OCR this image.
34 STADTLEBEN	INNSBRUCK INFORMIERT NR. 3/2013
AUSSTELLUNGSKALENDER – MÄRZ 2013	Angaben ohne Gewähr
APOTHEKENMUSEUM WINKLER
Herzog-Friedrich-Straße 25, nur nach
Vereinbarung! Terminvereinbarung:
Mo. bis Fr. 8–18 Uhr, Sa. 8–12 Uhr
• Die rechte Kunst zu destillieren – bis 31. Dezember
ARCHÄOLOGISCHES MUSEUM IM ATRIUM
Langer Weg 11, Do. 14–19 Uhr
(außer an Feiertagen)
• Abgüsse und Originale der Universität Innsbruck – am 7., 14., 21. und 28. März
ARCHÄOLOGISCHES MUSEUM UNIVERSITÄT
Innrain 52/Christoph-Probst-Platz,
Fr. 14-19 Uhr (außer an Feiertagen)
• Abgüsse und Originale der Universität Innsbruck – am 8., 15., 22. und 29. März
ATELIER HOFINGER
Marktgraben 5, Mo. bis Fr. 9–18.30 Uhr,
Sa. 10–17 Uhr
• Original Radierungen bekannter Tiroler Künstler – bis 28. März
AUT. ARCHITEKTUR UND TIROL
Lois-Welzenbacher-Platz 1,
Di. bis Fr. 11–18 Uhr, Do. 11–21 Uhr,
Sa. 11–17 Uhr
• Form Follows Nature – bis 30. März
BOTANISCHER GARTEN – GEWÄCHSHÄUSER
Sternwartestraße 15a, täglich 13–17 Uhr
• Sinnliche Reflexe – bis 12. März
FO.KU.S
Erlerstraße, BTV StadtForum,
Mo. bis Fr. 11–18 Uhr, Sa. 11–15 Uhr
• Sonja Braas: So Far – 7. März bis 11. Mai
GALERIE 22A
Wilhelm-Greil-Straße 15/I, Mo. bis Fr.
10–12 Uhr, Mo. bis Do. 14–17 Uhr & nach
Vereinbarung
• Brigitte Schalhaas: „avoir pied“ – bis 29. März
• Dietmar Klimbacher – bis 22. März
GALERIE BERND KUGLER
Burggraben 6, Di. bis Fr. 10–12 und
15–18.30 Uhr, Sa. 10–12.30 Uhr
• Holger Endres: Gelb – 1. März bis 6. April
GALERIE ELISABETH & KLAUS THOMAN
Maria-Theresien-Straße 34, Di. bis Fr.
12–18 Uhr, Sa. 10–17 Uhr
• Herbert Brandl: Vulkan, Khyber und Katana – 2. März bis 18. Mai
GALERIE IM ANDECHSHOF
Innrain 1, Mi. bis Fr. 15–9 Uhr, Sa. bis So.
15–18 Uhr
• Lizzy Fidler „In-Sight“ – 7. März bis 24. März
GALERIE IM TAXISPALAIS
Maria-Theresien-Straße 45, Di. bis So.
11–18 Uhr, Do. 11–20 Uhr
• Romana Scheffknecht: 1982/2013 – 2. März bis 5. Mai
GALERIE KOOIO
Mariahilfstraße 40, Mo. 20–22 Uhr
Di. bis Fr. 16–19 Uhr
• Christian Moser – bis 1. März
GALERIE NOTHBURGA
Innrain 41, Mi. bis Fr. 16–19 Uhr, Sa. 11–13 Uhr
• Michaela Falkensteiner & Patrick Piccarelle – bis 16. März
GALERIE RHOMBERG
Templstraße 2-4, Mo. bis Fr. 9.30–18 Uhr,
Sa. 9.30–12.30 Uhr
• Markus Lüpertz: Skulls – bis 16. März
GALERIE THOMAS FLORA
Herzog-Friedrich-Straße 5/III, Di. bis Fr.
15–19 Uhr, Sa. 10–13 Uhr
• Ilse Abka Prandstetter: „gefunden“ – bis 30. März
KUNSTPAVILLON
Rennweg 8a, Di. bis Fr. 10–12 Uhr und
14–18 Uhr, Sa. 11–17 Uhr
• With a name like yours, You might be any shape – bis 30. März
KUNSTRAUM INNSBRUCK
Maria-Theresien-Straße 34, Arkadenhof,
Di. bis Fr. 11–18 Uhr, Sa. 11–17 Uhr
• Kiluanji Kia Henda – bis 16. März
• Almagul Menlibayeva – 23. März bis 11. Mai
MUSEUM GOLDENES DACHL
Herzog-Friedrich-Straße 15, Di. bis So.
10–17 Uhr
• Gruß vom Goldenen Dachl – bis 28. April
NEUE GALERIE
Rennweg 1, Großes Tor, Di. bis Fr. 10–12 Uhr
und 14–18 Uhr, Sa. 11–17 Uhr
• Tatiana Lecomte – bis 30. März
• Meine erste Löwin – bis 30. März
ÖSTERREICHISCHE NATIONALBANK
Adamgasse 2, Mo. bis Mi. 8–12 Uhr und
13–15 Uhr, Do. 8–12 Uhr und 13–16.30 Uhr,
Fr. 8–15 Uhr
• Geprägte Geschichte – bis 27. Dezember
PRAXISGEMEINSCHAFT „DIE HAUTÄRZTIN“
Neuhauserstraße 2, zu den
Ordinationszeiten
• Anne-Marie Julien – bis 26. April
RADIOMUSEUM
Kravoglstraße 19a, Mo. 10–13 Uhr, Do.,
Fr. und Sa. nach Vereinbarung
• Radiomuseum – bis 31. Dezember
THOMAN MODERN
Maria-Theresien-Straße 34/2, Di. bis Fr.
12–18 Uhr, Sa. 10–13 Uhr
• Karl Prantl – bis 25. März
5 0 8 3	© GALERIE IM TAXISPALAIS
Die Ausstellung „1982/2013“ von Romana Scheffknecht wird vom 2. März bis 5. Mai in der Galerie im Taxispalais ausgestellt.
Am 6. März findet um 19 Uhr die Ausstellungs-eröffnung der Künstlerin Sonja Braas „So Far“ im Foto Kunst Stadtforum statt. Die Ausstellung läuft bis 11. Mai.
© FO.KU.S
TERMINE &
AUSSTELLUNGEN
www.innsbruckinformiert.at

****

** PROBLEM **
Write out every record shown above, word for word.

** REPLY TO THE TASK **
OCR this image.
34 STADTLEBEN	INNSBRUCK INFORMIERT NR. 3/2013
AUSSTELLUNGSKALENDER – MÄRZ 2013	Angaben ohne Gewähr
APOTHEKENMUSEUM WINKLER
Herzog-Friedrich-Straße 25, nur nach
Vereinbarung! Terminvereinbarung:
Mo. bis Fr. 8–18 Uhr, Sa. 8–12 Uhr
• Die rechte Kunst zu destillieren – bis 31. Dezember
ARCHÄOLOGISCHES MUSEUM IM ATRIUM
Langer Weg 11, Do. 14–19 Uhr
(außer an Feiertagen)
• Abgüsse und Originale der Universität Innsbruck – am 7., 14., 21. und 28. März
ARCHÄOLOGISCHES MUSEUM UNIVERSITÄT
Innrain 52/Christoph-Probst-Platz,
Fr. 14-19 Uhr (außer an Feiertagen)
• Abgüsse und Originale der Universität Innsbruck – am 8., 15., 22. und 29. März
ATELIER HOFINGER
Marktgraben 5, Mo. bis Fr. 9–18.30 Uhr,
Sa. 10–17 Uhr
• Original Radierungen bekannter Tiroler Künstler – bis 28. März
AUT. ARCHITEKTUR UND TIROL
Lois-Welzenbacher-Platz 1,
Di. bis Fr. 11–18 Uhr, Do. 11–21 Uhr,
Sa. 11–17 Uhr
• Form Follows Nature – bis 30. März
BOTANISCHER GARTEN – GEWÄCHSHÄUSER
Sternwartestraße 15a, täglich 13–17 Uhr
• Sinnliche Reflexe – bis 12. März
FO.KU.S
Erlerstraße, BTV StadtForum,
Mo. bis Fr. 11–18 Uhr, Sa. 11–15 Uhr
• Sonja Braas: So Far – 7. März bis 11. Mai
GALERIE 22A
Wilhelm-Greil-Straße 15/I, Mo. bis Fr.
10–12 Uhr, Mo. bis Do. 14–17 Uhr & nach
Vereinbarung
• Brigitte Schalhaas: „avoir pied“ – bis 29. März
• Dietmar Klimbacher – bis 22. März
GALERIE BERND KUGLER
Burggraben 6, Di. bis Fr. 10–12 und
15–18.30 Uhr, Sa. 10–12.30 Uhr
• Holger Endres: Gelb – 1. März bis 6. April
GALERIE ELISABETH & KLAUS THOMAN
Maria-Theresien-Straße 34, Di. bis Fr.
12–18 Uhr, Sa. 10–17 Uhr
• Herbert Brandl: Vulkan, Khyber und Katana – 2. März bis 18. Mai
GALERIE IM ANDECHSHOF
Innrain 1, Mi. bis Fr. 15–9 Uhr, Sa. bis So.
15–18 Uhr
• Lizzy Fidler „In-Sight“ – 7. März bis 24. März
GALERIE IM TAXISPALAIS
Maria-Theresien-Straße 45, Di. bis So.
11–18 Uhr, Do. 11–20 Uhr
• Romana Scheffknecht: 1982/2013 – 2. März bis 5. Mai
GALERIE KOOIO
Mariahilfstraße 40, Mo. 20–22 Uhr
Di. bis Fr. 16–19 Uhr
• Christian Moser – bis 1. März
GALERIE NOTHBURGA
Innrain 41, Mi. bis Fr. 16–19 Uhr, Sa. 11–13 Uhr
• Michaela Falkensteiner & Patrick Piccarelle – bis 16. März
GALERIE RHOMBERG
Templstraße 2-4, Mo. bis Fr. 9.30–18 Uhr,
Sa. 9.30–12.30 Uhr
• Markus Lüpertz: Skulls – bis 16. März
GALERIE THOMAS FLORA
Herzog-Friedrich-Straße 5/III, Di. bis Fr.
15–19 Uhr, Sa. 10–13 Uhr
• Ilse Abka Prandstetter: „gefunden“ – bis 30. März
KUNSTPAVILLON
Rennweg 8a, Di. bis Fr. 10–12 Uhr und
14–18 Uhr, Sa. 11–17 Uhr
• With a name like yours, You might be any shape – bis 30. März
KUNSTRAUM INNSBRUCK
Maria-Theresien-Straße 34, Arkadenhof,
Di. bis Fr. 11–18 Uhr, Sa. 11–17 Uhr
• Kiluanji Kia Henda – bis 16. März
• Almagul Menlibayeva – 23. März bis 11. Mai
MUSEUM GOLDENES DACHL
Herzog-Friedrich-Straße 15, Di. bis So.
10–17 Uhr
• Gruß vom Goldenen Dachl – bis 28. April
NEUE GALERIE
Rennweg 1, Großes Tor, Di. bis Fr. 10–12 Uhr
und 14–18 Uhr, Sa. 11–17 Uhr
• Tatiana Lecomte – bis 30. März
• Meine erste Löwin – bis 30. März
ÖSTERREICHISCHE NATIONALBANK
Adamgasse 2, Mo. bis Mi. 8–12 Uhr und
13–15 Uhr, Do. 8–12 Uhr und 13–16.30 Uhr,
Fr. 8–15 Uhr
• Geprägte Geschichte – bis 27. Dezember
PRAXISGEMEINSCHAFT „DIE HAUTÄRZTIN“
Neuhauserstraße 2, zu den
Ordinationszeiten
• Anne-Marie Julien – bis 26. April
RADIOMUSEUM
Kravoglstraße 19a, Mo. 10–13 Uhr, Do.,
Fr. und Sa. nach Vereinbarung
• Radiomuseum – bis 31. Dezember
THOMAN MODERN
Maria-Theresien-Straße 34/2, Di. bis Fr.
12–18 Uhr, Sa. 10–13 Uhr
• Karl Prantl – bis 25. März
5 0 8 3	© GALERIE IM TAXISPALAIS
Die Ausstellung „1982/2013“ von Romana Scheffknecht wird vom 2. März bis 5. Mai in der Galerie im Taxispalais ausgestellt.
Am 6. März findet um 19 Uhr die Ausstellungs-eröffnung der Künstlerin Sonja Braas „So Far“ im Foto Kunst Stadtforum statt. Die Ausstellung läuft bis 11. Mai.
© FO.KU.S
TERMINE &
AUSSTELLUNGEN
www.innsbruckinformiert.at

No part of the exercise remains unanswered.